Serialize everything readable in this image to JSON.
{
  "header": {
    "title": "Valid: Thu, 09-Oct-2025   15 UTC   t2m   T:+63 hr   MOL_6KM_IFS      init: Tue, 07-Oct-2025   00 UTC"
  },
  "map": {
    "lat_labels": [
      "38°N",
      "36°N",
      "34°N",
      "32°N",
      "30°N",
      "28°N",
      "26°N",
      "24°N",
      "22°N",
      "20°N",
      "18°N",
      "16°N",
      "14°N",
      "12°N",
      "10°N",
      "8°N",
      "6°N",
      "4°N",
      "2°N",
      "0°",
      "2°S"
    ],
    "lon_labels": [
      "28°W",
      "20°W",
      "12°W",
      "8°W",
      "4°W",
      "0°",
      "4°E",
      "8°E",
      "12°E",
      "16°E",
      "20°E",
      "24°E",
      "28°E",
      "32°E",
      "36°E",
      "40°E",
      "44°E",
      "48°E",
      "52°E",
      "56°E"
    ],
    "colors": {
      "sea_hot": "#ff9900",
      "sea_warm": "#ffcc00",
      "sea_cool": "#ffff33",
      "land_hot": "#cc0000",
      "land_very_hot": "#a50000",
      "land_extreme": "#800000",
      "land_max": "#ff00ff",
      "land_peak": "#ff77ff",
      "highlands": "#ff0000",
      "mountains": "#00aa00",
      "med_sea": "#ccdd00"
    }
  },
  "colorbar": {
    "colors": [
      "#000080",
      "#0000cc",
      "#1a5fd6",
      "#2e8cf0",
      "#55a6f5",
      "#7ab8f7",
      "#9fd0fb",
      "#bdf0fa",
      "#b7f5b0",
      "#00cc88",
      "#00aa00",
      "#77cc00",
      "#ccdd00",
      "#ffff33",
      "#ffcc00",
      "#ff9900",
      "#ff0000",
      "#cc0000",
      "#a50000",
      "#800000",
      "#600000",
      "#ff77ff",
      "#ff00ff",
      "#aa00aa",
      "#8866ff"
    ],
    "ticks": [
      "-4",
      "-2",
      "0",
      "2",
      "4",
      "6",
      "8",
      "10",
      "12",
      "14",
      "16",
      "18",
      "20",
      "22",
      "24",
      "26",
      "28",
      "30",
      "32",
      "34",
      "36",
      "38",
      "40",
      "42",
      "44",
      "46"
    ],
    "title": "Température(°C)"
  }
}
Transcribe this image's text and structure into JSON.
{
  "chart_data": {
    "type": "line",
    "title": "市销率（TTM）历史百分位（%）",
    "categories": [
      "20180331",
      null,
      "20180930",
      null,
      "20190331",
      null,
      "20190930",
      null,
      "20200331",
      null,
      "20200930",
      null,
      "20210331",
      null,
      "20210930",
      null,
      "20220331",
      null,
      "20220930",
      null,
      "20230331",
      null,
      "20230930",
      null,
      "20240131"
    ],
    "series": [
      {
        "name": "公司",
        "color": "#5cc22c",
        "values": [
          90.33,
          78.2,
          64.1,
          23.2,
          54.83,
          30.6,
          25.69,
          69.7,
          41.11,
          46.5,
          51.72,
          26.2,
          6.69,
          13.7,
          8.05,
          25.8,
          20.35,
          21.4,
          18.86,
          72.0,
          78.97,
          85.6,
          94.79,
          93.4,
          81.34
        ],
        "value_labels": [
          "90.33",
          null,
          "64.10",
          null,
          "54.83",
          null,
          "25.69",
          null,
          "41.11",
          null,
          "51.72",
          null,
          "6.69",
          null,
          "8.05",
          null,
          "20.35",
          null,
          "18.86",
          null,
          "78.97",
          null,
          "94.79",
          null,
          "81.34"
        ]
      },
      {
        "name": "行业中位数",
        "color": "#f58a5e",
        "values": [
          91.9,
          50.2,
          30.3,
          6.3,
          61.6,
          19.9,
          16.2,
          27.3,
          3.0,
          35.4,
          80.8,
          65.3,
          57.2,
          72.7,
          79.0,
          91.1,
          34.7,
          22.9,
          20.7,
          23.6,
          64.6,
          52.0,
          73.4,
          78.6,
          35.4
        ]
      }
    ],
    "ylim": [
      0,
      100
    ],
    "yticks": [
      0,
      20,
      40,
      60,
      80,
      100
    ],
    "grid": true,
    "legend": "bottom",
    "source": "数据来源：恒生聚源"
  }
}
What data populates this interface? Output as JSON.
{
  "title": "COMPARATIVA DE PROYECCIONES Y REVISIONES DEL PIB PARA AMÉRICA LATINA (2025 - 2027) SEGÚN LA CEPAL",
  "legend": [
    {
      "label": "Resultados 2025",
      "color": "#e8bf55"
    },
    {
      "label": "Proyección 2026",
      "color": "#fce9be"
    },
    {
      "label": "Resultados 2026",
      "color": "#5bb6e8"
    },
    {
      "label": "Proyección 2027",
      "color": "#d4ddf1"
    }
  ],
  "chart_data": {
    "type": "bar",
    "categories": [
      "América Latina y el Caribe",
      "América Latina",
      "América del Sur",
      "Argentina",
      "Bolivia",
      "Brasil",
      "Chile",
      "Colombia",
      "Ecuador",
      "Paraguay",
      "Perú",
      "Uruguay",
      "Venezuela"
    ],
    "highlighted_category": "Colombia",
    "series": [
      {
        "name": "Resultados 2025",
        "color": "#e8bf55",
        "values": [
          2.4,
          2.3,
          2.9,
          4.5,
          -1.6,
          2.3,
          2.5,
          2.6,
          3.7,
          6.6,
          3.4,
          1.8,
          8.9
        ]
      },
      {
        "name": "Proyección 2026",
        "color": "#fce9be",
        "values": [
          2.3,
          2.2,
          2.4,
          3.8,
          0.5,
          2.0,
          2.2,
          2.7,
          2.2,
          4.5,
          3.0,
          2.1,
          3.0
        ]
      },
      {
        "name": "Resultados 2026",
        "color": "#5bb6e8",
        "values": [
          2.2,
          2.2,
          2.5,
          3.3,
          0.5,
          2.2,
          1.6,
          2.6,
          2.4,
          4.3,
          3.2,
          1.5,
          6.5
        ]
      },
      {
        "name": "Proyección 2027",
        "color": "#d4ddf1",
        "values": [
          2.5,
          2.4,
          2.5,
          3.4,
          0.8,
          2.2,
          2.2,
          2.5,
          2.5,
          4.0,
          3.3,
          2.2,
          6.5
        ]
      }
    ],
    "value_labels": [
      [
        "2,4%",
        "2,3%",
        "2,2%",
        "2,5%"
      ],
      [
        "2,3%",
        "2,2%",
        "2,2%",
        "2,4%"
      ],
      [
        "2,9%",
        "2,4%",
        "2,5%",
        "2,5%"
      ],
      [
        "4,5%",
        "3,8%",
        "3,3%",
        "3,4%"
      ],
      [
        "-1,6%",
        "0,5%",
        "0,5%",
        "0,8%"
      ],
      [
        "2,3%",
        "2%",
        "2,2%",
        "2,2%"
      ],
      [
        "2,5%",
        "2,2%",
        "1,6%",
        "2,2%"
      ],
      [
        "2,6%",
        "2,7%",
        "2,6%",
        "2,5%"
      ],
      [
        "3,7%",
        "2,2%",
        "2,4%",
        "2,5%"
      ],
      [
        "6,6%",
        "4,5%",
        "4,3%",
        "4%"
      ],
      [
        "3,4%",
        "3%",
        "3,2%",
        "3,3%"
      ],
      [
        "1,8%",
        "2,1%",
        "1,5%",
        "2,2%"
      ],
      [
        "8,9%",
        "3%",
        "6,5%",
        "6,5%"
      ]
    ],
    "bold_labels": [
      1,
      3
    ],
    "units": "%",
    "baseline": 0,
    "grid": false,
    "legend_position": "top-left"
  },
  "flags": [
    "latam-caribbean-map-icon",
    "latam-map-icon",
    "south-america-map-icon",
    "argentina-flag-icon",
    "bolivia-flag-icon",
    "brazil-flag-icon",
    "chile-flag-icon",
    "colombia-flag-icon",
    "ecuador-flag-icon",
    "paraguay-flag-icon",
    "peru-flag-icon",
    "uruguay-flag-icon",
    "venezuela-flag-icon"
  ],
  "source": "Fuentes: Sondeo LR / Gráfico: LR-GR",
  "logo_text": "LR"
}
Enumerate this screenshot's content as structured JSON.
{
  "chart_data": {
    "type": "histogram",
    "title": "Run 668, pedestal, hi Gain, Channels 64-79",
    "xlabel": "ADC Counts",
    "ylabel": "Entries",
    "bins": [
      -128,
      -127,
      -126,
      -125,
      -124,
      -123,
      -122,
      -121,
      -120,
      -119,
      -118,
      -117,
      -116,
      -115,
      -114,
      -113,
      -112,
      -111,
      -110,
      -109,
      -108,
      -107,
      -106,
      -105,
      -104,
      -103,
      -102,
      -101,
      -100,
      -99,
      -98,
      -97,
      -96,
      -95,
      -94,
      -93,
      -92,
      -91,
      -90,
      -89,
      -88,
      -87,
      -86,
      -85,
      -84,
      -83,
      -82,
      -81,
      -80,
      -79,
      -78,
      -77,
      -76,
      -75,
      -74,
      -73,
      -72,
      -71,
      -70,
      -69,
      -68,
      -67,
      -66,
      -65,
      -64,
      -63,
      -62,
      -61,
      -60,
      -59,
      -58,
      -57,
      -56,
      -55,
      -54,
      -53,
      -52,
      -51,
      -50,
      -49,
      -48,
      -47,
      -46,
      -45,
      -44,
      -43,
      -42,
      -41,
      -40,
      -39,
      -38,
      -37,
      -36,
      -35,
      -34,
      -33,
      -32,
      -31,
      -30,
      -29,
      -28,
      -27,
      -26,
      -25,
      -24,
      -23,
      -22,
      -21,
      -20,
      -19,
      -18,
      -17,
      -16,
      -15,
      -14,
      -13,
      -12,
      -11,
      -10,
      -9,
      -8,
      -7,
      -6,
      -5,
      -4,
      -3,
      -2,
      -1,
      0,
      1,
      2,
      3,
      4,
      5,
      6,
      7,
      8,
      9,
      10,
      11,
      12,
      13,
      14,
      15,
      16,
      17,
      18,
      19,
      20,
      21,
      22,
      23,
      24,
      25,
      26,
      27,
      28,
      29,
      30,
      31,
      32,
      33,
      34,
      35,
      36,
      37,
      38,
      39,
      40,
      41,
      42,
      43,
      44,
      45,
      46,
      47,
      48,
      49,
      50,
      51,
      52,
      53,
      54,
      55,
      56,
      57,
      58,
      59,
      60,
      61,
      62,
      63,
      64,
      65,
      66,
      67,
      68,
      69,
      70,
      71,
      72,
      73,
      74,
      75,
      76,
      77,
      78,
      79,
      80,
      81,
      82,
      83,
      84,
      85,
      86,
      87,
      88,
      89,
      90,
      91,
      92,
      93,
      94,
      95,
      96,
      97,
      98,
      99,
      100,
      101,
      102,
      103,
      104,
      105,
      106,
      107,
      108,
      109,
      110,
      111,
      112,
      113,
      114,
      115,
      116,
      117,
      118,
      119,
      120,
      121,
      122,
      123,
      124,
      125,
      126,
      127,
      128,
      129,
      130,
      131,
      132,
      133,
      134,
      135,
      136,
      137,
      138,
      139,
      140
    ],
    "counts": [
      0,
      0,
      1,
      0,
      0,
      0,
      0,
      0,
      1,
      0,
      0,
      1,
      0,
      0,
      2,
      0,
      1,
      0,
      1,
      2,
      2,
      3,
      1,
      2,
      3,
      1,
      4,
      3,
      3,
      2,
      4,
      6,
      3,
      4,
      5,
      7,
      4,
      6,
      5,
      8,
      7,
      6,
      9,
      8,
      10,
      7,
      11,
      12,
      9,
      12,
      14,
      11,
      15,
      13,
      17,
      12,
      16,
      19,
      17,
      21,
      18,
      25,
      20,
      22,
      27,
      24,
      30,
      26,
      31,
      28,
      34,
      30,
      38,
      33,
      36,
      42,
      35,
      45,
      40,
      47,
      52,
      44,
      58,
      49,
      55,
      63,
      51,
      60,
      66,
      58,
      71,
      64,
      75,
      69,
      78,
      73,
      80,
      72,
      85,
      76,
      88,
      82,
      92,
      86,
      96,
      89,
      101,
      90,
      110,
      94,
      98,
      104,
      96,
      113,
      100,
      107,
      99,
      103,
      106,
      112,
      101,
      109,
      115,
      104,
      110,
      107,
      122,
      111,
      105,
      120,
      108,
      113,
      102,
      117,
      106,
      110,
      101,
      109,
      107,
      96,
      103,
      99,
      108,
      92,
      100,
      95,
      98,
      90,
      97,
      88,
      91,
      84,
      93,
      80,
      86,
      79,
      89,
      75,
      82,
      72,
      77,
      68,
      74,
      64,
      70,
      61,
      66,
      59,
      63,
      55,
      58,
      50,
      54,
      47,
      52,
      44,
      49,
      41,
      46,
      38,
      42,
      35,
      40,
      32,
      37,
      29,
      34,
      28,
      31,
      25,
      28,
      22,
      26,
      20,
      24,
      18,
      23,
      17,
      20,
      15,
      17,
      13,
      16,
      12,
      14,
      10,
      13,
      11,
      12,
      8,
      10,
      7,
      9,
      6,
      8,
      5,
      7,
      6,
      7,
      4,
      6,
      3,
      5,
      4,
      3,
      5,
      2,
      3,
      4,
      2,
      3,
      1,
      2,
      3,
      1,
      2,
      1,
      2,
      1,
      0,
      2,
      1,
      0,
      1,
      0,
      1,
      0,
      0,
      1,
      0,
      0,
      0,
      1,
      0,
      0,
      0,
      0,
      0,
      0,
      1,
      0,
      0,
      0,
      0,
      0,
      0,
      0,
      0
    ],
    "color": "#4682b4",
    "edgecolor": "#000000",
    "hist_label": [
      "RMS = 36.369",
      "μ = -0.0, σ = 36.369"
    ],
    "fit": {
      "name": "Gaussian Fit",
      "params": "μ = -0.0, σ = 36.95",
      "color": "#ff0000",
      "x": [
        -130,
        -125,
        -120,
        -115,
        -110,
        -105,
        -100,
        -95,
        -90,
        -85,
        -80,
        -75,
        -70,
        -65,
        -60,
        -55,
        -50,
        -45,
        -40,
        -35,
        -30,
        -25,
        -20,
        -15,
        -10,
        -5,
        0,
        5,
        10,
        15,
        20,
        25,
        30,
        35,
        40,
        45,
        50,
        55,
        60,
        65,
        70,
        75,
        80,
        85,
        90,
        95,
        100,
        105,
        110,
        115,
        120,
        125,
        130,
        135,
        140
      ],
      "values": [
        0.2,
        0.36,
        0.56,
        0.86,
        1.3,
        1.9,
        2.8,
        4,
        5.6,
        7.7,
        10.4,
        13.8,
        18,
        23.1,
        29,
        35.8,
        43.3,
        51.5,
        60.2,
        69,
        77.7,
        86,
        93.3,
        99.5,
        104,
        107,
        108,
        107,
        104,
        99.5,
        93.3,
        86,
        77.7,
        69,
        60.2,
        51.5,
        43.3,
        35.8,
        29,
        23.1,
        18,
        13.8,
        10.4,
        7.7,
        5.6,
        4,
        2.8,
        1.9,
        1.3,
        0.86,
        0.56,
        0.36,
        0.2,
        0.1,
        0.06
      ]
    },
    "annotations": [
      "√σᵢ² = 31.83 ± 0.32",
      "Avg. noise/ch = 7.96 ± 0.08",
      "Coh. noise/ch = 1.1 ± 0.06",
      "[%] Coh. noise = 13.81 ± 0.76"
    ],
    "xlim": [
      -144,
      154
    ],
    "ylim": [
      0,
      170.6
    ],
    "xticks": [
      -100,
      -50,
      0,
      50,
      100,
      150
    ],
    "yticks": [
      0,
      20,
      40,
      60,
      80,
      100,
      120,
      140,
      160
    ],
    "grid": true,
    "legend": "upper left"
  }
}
=-=-=-=-=
- EXERCISE:
Where a line in the entries holds the word "this", copy that line.

- EXERCISE OUTPUT:
Serialize everything readable in this image to JSON.
Transcribe this image's text and structure into JSON.
What data populates this interface? Output as JSON.
Enumerate this screenshot's content as structured JSON.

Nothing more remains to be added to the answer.